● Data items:
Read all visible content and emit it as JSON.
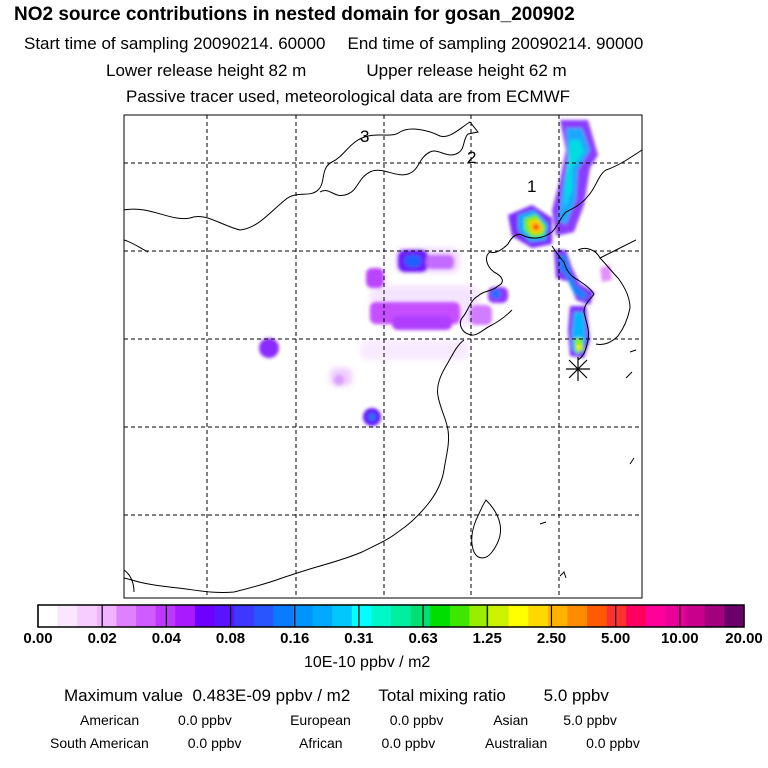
{
  "header": {
    "title": "NO2 source contributions in nested domain for gosan_200902",
    "start_label": "Start time of sampling 20090214. 60000",
    "end_label": "End time of sampling 20090214. 90000",
    "lower_label": "Lower release height   82 m",
    "upper_label": "Upper release height   62 m",
    "tracer_label": "Passive tracer used, meteorological data are from ECMWF"
  },
  "map": {
    "labels": [
      "3",
      "2",
      "1"
    ],
    "receptor_symbol": "asterisk-marker"
  },
  "colorbar": {
    "tick_labels": [
      "0.00",
      "0.02",
      "0.04",
      "0.08",
      "0.16",
      "0.31",
      "0.63",
      "1.25",
      "2.50",
      "5.00",
      "10.00",
      "20.00"
    ],
    "colors": [
      "#ffffff",
      "#fbe6ff",
      "#f7ccff",
      "#f1b3ff",
      "#e080ff",
      "#d05cff",
      "#bf38ff",
      "#a91aff",
      "#6e00ff",
      "#5a14ff",
      "#3f36ff",
      "#2855ff",
      "#0a7aff",
      "#0094ff",
      "#00aaff",
      "#00c8ff",
      "#00ffff",
      "#00f7c8",
      "#00eea0",
      "#00e070",
      "#00dd00",
      "#3fe600",
      "#99ee00",
      "#ccf200",
      "#ffff00",
      "#ffd800",
      "#ffb000",
      "#ff8c00",
      "#ff5a00",
      "#ff3030",
      "#ff0060",
      "#ff0099",
      "#e80099",
      "#c8008c",
      "#a3007e",
      "#6a006a"
    ],
    "unit": "10E-10 ppbv / m2"
  },
  "summary": {
    "line1": "Maximum value  0.483E-09 ppbv / m2      Total mixing ratio        5.0 ppbv",
    "line2": "American          0.0 ppbv               European          0.0 ppbv             Asian         5.0 ppbv",
    "line3": "South American          0.0 ppbv               African          0.0 ppbv             Australian          0.0 ppbv"
  }
}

● SHORT EXERCISE: All of the material above is to be copied exactly, except for its images.

● RESULT OF THIS TASK:
Read all visible content and emit it as JSON.
{
  "header": {
    "title": "NO2 source contributions in nested domain for gosan_200902",
    "start_label": "Start time of sampling 20090214. 60000",
    "end_label": "End time of sampling 20090214. 90000",
    "lower_label": "Lower release height   82 m",
    "upper_label": "Upper release height   62 m",
    "tracer_label": "Passive tracer used, meteorological data are from ECMWF"
  },
  "map": {
    "labels": [
      "3",
      "2",
      "1"
    ],
    "receptor_symbol": "asterisk-marker"
  },
  "colorbar": {
    "tick_labels": [
      "0.00",
      "0.02",
      "0.04",
      "0.08",
      "0.16",
      "0.31",
      "0.63",
      "1.25",
      "2.50",
      "5.00",
      "10.00",
      "20.00"
    ],
    "colors": [
      "#ffffff",
      "#fbe6ff",
      "#f7ccff",
      "#f1b3ff",
      "#e080ff",
      "#d05cff",
      "#bf38ff",
      "#a91aff",
      "#6e00ff",
      "#5a14ff",
      "#3f36ff",
      "#2855ff",
      "#0a7aff",
      "#0094ff",
      "#00aaff",
      "#00c8ff",
      "#00ffff",
      "#00f7c8",
      "#00eea0",
      "#00e070",
      "#00dd00",
      "#3fe600",
      "#99ee00",
      "#ccf200",
      "#ffff00",
      "#ffd800",
      "#ffb000",
      "#ff8c00",
      "#ff5a00",
      "#ff3030",
      "#ff0060",
      "#ff0099",
      "#e80099",
      "#c8008c",
      "#a3007e",
      "#6a006a"
    ],
    "unit": "10E-10 ppbv / m2"
  },
  "summary": {
    "line1": "Maximum value  0.483E-09 ppbv / m2      Total mixing ratio        5.0 ppbv",
    "line2": "American          0.0 ppbv               European          0.0 ppbv             Asian         5.0 ppbv",
    "line3": "South American          0.0 ppbv               African          0.0 ppbv             Australian          0.0 ppbv"
  }
}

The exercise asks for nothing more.